Aim of the exercise —
Report the number of lines in the entries below that include the word "Indoor", and nothing else.

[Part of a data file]
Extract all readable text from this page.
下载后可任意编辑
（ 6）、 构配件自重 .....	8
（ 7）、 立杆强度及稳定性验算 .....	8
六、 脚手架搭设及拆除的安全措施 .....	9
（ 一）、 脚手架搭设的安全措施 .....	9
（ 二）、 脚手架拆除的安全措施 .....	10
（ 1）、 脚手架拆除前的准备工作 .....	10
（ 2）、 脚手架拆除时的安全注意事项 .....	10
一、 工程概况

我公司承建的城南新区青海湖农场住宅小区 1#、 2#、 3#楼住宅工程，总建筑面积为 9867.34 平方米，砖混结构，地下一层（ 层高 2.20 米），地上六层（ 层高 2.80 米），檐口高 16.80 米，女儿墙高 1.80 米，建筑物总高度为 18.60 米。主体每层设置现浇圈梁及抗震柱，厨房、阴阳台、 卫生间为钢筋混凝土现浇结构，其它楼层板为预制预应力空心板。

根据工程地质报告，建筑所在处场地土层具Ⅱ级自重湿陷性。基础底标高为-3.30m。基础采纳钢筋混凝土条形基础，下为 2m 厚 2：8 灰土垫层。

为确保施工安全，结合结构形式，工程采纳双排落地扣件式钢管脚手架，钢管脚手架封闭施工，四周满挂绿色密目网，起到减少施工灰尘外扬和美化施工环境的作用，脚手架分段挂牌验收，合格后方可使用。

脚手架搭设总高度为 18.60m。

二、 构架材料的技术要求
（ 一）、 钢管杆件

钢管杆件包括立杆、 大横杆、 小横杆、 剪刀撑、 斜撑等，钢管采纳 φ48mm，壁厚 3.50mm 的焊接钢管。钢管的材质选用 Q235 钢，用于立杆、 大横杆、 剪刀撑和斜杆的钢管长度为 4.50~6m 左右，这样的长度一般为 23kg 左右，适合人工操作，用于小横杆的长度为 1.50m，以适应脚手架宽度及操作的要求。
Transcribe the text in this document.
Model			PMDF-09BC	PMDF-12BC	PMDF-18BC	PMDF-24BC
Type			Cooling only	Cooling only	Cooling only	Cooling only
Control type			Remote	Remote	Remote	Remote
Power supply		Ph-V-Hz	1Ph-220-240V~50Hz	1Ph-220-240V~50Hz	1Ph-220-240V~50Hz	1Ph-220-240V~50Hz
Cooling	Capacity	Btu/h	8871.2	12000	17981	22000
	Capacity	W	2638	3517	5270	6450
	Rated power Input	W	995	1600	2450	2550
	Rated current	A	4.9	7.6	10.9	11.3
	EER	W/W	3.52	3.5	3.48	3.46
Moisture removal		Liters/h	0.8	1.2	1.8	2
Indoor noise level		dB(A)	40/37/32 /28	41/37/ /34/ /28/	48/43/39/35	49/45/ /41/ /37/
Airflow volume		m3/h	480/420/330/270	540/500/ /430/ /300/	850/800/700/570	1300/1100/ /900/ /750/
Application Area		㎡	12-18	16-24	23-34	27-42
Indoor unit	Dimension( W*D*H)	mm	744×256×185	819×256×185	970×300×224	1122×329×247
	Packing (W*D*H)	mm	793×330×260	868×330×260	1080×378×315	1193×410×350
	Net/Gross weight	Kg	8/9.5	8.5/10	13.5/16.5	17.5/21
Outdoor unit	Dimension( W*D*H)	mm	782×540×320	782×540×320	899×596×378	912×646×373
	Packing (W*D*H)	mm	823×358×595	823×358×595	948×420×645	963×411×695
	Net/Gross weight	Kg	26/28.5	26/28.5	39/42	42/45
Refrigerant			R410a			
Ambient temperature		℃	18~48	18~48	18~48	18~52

Task result —
2